■ **ИСХОДНЫЙ ТЕКСТ**:
*****

Теперь, когда бы она ни выходила в магазин, ее плотно сопровождали два громилы, зажимая маленькую фигурку между собой. «Много получаете?» — спрашивала она. «На водку хватает», — отвечали. Когда пыталась позвонить своей больной матери из автомата (наш телефон отключили), сзади нажимали на рычажок. К автобусу прорваться ей тоже не удалось, перехватили и пригрозили арестом. «Не стыдно вам, дармоеды?» — укоряла она. Молчали. Она давала им тащить свои авоськи с картошкой.
Но все живое хочет жить, как говаривал еще Никита Хрущев. По ночам они дремали, по ночам у нас были гости. Первой «пришла», взобравшись через боковое окно, Анечка Брыксина с букетом цветов. Мы проговорили до рассвета; в пять она выскочила, когда те еще дремали; позже она остановила милицейскую машину и всунула им в руки силой копию моего заявления, оригинал которого послала в Моссовет. Какие-то неизвестные мужчины, писал я в заявлении, преследуют мою жену на улицах. Прошу оградить жену от возможного насилия. Документ помог! — гебисты стали топтаться в десяти шагах позади нее.
Нашим вторым гостем был русоголовый Веня, мой ученик, живший в соседнем доме. Его отец, Михаил Агурский, безработный кандидат технических наук, православный верующий, еврейский отказник и тоже участник семинара, сидел в это время в каталажке. У дверей его квартиры дежурил милиционер. Веничкина русская мама, участковый врач, ходила на прием больных в сопровождении двух охранников, тогда как Веничку конвоировал в школу, из школы и на прогулках по окрестностям всего один, потому что Веничка был еще маленький, десять лет. Гулять с чекистами Вене нравилось. «Гол!» — говорил он и перелетал через забор. Пока дядя уныло перелезал, Веничка исчезал за углом. Так он появился и у нас — просто прилетел.

*****

■ **ЧТО СДЕЛАТЬ**:
(1) Перепишите часть исходного текста от слов «Теперь, когда бы» до слов «авоськи с картошкой.», подставив «сумки» вместо «авоськи».
(2) Переведите на английский язык предложение из исходного текста: «Нашим вторым гостем был русоголовый Веня, мой ученик, живший в соседнем доме».
(3) Соответствуют ли исходному тексту утверждения (а) Михаил Агурский в это время находился под арестом; (б) Веню сопровождали два охранника; (в) мама Вени работала участковым врачом? Для каждого ответьте «да» или «нет» и приведите решающие слова текста.

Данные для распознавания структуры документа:
*****

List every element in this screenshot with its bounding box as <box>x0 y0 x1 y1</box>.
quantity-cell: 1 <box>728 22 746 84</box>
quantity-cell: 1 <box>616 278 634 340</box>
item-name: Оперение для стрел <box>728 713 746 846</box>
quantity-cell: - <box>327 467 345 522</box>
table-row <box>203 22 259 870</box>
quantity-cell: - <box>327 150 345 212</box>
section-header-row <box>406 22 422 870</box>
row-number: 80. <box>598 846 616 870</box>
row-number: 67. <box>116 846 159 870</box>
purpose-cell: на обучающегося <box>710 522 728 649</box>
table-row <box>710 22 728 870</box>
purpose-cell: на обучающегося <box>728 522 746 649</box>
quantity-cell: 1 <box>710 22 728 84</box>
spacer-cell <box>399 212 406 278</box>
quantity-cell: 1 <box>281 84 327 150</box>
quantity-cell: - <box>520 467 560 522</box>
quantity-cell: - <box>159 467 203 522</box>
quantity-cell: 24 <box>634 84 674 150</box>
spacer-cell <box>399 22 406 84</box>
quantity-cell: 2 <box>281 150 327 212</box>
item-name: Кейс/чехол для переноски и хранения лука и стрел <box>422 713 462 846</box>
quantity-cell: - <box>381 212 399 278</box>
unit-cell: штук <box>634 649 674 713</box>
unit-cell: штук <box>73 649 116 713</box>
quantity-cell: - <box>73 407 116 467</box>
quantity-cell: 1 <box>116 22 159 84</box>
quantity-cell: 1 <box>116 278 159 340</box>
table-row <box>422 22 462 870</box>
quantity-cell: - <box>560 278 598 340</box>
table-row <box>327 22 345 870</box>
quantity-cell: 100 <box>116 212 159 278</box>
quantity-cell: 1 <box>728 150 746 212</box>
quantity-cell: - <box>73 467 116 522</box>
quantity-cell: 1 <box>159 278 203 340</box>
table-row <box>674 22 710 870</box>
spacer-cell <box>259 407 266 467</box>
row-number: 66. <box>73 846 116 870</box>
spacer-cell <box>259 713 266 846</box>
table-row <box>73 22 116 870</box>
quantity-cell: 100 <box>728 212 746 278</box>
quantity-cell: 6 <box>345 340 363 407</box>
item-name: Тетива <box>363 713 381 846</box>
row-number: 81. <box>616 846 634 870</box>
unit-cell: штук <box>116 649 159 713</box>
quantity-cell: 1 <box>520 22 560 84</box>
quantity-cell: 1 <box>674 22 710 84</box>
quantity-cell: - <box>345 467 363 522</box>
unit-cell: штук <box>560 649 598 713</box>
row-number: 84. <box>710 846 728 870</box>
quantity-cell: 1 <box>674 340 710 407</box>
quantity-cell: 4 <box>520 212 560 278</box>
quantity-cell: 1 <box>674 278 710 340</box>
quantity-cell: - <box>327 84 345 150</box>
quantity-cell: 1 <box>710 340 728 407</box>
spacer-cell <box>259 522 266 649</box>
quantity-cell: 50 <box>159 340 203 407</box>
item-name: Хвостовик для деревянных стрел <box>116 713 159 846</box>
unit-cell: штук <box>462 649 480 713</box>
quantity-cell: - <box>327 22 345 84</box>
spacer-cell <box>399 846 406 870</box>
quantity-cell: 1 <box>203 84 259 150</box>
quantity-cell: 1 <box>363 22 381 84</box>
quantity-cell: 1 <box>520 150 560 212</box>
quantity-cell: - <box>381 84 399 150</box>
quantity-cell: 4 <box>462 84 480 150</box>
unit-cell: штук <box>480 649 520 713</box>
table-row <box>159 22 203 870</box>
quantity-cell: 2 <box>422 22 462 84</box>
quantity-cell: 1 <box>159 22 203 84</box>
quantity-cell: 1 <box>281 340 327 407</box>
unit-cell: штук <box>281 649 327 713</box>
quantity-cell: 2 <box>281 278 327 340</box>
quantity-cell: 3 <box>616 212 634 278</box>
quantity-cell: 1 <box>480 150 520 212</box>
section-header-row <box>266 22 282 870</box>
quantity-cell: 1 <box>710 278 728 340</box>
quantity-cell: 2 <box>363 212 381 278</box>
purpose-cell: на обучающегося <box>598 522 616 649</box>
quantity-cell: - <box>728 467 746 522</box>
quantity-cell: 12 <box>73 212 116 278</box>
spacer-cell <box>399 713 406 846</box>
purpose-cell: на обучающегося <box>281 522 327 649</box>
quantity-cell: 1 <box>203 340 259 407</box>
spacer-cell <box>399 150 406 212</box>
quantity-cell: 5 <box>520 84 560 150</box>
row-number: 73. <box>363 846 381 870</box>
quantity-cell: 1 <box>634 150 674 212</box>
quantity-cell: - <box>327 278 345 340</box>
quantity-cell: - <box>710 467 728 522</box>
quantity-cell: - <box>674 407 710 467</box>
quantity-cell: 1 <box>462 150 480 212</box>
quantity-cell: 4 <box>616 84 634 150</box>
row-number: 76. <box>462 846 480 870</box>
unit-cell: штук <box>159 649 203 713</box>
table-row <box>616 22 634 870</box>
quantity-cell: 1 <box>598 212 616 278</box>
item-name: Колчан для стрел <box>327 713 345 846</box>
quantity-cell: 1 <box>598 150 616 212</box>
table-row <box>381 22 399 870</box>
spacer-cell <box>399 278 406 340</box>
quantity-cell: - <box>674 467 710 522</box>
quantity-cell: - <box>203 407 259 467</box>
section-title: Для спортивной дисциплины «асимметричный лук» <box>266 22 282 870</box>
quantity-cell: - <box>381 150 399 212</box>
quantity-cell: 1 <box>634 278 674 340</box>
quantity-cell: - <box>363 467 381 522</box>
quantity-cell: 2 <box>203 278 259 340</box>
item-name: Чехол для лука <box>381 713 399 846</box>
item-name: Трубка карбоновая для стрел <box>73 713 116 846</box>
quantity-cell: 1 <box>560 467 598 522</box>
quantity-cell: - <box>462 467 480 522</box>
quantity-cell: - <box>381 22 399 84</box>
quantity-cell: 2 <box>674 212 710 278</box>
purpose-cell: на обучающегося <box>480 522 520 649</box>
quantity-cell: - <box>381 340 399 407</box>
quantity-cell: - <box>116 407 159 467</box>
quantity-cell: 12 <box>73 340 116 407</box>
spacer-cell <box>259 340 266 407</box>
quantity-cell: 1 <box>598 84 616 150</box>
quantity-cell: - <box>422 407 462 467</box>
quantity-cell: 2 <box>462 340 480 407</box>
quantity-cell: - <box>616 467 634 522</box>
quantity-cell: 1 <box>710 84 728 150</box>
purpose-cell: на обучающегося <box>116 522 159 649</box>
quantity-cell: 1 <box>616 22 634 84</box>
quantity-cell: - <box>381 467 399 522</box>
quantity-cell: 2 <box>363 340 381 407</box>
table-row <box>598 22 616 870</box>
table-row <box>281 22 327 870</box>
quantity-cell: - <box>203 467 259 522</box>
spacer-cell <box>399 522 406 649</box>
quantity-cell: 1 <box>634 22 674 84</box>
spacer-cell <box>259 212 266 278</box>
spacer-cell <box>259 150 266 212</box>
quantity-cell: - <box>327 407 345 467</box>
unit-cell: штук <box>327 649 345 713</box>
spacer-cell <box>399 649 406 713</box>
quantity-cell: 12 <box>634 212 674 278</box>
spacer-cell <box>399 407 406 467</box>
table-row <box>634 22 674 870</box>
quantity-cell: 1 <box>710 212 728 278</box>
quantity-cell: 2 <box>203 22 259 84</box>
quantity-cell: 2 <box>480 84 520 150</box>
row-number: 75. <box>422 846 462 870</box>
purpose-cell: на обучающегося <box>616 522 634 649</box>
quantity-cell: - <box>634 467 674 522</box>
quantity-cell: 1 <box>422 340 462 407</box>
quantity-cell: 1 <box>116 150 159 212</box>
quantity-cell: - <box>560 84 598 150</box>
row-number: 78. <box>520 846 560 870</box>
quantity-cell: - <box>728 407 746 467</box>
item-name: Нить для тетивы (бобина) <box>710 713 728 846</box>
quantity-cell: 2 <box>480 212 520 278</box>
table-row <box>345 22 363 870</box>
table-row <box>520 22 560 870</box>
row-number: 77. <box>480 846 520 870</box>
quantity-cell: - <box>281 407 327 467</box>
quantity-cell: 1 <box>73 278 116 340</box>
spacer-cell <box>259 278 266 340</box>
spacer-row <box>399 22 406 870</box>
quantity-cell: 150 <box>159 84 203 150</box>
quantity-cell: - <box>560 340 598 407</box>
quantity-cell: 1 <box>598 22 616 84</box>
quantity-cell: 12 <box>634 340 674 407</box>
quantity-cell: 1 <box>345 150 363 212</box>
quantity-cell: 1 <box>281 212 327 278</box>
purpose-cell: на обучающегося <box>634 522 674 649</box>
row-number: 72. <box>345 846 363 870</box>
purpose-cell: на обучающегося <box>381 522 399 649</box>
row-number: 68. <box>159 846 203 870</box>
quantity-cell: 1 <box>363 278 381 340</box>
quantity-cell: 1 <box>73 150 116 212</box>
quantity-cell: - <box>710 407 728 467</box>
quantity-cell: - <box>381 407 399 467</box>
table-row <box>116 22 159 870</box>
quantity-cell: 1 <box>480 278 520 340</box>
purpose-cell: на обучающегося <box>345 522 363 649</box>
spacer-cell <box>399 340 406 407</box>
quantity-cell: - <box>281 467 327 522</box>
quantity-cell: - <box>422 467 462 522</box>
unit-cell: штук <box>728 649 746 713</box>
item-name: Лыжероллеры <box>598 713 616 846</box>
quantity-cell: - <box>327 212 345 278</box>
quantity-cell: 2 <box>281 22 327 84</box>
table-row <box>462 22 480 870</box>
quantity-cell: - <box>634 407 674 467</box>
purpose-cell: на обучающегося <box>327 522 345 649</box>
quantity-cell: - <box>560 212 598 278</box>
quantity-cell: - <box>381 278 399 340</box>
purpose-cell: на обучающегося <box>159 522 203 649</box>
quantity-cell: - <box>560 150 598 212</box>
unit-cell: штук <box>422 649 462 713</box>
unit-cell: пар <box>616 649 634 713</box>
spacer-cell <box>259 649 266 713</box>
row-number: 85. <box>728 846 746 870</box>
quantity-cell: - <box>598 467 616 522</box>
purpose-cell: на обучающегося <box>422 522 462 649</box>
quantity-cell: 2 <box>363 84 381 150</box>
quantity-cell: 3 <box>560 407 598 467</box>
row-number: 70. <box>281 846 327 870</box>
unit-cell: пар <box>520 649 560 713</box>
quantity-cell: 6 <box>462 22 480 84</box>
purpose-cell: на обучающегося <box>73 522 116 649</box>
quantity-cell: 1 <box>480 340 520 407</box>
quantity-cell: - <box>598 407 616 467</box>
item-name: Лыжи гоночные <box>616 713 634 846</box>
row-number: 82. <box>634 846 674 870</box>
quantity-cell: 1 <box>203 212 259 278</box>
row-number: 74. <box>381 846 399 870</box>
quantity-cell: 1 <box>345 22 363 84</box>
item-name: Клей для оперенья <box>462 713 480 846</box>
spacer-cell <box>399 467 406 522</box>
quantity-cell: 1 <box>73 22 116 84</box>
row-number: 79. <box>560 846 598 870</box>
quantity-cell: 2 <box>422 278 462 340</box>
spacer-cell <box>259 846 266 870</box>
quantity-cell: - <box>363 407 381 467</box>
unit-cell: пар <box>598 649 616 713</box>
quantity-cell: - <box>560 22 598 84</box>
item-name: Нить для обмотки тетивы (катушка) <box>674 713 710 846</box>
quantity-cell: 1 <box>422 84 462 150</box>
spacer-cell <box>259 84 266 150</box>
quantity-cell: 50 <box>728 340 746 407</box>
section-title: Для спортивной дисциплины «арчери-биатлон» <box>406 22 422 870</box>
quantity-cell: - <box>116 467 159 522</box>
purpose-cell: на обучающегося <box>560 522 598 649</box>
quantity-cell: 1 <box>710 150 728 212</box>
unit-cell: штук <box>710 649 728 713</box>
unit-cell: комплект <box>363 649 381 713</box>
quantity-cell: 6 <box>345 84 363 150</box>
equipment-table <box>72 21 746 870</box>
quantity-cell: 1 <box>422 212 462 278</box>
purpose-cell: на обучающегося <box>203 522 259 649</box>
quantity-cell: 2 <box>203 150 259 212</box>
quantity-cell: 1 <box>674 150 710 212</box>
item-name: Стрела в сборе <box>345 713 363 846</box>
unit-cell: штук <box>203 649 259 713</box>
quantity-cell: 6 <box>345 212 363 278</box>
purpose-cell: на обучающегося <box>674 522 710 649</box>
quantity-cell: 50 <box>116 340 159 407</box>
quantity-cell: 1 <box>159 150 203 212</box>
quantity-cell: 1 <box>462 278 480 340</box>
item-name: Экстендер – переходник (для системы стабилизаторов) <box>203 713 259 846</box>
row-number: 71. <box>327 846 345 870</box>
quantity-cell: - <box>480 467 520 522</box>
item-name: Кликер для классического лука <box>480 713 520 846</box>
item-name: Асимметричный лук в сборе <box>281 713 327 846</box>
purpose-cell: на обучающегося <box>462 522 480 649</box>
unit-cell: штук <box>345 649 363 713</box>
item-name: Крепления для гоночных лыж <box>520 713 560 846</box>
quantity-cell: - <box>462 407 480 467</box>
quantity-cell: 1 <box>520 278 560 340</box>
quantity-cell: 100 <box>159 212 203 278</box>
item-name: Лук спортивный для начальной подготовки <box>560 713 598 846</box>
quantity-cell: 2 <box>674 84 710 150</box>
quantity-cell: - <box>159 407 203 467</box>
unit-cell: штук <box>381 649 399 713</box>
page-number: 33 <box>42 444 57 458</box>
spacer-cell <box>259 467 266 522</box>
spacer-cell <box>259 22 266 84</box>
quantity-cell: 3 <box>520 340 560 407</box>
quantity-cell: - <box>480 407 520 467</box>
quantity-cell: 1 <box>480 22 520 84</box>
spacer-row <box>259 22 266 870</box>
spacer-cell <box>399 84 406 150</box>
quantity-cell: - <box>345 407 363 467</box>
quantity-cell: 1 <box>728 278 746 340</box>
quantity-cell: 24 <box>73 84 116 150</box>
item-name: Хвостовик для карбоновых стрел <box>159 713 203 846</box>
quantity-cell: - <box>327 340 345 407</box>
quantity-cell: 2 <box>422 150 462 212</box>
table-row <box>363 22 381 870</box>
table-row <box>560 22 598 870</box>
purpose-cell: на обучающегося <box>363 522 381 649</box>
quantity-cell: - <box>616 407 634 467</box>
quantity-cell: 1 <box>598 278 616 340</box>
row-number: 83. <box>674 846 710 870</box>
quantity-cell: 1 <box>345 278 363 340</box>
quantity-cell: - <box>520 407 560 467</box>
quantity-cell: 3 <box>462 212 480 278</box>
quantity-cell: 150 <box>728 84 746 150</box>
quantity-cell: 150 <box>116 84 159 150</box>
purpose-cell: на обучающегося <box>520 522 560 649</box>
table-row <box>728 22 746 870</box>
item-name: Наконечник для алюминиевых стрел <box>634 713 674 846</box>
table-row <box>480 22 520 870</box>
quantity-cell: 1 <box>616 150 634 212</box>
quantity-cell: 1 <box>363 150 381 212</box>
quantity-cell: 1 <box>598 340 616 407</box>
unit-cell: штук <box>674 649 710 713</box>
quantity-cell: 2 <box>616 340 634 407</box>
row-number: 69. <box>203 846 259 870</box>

*****

■ **РЕШЕНИЯ ЗАДАЧ**:
(1)
Теперь, когда бы она ни выходила в магазин, ее плотно сопровождали два громилы, зажимая маленькую фигурку между собой. «Много получаете?» — спрашивала она. «На водку хватает», — отвечали. Когда пыталась позвонить своей больной матери из автомата (наш телефон отключили), сзади нажимали на рычажок. К автобусу прорваться ей тоже не удалось, перехватили и пригрозили арестом. «Не стыдно вам, дармоеды?» — укоряла она. Молчали. Она давала им тащить свои сумки с картошкой.

(2) Our second guest was fair-haired Venya, my student, who lived in the building next door.

(3)
(а) Да: «сидел в это время в каталажке».
(б) Нет: «всего один, потому что Веничка был еще маленький, десять лет».
(в) Да: «Веничкина русская мама, участковый врач».